RECORDS TO USE:
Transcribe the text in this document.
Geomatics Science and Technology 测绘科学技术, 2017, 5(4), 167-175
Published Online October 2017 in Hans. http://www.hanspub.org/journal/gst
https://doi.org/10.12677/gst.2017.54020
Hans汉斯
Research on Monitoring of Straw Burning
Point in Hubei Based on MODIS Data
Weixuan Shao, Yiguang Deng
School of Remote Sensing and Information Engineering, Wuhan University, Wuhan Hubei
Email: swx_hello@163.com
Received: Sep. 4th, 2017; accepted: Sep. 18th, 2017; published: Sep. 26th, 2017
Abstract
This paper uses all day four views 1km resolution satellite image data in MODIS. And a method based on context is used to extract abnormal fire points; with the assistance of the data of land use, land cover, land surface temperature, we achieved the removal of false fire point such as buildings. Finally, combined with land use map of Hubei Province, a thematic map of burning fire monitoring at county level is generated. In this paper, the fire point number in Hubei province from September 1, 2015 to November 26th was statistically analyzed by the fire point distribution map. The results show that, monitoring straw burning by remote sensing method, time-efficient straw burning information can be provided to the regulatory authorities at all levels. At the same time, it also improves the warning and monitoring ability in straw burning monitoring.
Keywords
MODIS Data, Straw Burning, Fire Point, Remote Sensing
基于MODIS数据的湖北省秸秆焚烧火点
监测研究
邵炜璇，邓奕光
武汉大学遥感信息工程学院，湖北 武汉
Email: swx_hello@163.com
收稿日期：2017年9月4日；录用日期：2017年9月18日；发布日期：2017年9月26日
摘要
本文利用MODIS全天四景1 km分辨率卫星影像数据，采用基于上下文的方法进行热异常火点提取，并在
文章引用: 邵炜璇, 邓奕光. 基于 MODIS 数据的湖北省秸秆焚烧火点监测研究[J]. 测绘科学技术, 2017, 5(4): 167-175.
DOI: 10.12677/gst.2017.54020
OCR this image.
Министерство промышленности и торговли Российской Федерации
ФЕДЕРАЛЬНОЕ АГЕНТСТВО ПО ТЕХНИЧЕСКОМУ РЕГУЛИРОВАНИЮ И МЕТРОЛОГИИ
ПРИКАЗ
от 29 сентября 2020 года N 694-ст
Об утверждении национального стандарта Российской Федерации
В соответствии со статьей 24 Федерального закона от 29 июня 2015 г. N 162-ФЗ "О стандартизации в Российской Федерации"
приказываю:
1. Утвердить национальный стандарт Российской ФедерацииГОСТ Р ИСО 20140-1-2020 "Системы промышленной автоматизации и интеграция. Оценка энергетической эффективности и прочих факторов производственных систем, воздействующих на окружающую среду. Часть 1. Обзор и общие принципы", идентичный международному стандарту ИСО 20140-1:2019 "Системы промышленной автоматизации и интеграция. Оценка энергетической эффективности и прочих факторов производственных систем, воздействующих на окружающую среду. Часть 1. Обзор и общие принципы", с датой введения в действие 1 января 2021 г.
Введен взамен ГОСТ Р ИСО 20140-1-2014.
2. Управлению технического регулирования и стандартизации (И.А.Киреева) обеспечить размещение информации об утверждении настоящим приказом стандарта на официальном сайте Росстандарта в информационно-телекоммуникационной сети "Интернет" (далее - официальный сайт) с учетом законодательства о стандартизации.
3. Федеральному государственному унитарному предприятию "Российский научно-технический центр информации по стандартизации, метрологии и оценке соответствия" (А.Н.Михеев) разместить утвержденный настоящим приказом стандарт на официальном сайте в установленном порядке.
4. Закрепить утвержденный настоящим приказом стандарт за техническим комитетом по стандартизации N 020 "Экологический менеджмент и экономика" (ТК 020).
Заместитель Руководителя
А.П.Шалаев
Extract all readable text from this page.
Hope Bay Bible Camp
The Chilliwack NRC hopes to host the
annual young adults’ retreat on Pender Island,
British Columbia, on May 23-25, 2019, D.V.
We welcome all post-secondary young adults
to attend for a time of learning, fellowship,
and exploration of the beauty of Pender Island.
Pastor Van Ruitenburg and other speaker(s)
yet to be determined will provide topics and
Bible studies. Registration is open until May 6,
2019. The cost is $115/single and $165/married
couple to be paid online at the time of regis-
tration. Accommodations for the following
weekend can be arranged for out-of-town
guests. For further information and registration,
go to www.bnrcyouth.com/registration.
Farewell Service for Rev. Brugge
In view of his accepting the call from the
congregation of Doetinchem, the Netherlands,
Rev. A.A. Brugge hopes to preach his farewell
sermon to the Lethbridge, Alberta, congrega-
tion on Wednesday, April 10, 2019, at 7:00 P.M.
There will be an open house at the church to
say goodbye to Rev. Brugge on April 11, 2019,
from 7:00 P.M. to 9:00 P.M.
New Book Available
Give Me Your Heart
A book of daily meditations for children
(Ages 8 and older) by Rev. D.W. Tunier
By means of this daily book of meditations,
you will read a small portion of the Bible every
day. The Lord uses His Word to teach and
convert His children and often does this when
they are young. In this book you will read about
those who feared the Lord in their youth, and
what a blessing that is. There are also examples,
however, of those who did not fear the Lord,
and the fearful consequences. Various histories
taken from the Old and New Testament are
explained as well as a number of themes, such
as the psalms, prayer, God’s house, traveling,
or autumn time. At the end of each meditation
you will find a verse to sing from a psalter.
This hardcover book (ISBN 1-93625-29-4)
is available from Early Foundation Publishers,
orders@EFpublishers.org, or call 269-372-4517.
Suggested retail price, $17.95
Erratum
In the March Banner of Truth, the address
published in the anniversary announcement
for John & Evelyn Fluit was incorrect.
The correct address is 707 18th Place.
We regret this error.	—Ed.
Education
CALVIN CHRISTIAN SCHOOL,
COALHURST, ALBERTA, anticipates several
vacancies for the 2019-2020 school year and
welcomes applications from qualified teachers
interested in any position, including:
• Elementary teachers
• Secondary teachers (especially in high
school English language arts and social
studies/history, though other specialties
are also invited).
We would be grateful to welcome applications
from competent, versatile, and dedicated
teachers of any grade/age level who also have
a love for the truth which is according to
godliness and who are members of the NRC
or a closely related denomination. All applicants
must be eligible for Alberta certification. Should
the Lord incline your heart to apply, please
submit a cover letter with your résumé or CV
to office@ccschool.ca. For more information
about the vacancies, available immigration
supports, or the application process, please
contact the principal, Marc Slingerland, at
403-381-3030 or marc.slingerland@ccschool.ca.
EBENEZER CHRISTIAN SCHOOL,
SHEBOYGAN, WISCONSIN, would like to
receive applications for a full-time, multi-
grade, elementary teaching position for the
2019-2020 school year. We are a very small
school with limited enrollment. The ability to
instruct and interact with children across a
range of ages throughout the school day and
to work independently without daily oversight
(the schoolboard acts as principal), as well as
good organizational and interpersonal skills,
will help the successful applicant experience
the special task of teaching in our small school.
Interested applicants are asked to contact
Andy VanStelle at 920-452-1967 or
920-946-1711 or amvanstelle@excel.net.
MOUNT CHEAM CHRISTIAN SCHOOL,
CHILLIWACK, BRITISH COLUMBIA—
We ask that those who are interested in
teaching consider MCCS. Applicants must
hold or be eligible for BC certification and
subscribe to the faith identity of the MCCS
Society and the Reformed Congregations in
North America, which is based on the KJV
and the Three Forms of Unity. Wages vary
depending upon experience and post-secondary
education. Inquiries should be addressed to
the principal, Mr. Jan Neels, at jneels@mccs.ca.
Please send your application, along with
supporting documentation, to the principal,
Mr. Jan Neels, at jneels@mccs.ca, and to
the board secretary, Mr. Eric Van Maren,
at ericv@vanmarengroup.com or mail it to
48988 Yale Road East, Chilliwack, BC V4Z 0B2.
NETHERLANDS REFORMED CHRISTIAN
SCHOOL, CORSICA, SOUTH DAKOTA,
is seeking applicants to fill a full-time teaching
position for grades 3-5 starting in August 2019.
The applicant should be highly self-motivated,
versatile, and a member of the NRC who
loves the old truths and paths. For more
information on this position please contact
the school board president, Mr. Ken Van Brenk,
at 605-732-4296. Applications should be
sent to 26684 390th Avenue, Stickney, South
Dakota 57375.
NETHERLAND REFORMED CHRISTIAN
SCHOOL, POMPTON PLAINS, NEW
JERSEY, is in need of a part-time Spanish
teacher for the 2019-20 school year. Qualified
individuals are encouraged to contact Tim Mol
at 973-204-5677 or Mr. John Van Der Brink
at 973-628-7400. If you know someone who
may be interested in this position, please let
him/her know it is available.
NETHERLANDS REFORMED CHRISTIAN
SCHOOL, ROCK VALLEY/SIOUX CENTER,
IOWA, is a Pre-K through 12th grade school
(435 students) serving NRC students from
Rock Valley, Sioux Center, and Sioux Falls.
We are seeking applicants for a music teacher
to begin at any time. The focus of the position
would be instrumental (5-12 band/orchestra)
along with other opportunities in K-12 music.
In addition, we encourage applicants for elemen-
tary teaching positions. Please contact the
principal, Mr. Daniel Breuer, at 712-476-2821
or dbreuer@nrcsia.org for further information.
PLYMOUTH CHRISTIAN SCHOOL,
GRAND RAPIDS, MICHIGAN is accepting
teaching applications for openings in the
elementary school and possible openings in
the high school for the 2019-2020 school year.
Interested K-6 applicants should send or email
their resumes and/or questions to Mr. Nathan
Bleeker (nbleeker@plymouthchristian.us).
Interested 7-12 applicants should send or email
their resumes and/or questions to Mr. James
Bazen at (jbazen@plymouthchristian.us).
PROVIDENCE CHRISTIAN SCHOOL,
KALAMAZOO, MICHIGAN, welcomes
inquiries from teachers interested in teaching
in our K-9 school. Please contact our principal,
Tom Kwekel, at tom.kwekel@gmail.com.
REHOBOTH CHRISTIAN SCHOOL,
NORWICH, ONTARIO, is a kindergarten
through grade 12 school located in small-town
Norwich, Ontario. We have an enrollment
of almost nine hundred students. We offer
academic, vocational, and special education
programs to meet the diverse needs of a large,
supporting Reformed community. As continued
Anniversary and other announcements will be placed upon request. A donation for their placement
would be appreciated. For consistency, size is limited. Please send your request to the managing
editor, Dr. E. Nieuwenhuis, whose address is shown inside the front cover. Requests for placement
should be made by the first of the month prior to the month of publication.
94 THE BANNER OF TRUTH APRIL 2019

WHAT YOU SHOULD DO: Search the data for "house". Copy every matching line.

RESULT OF THE TASK:
There will be an open house at the church to
as the psalms, prayer, God’s house, traveling,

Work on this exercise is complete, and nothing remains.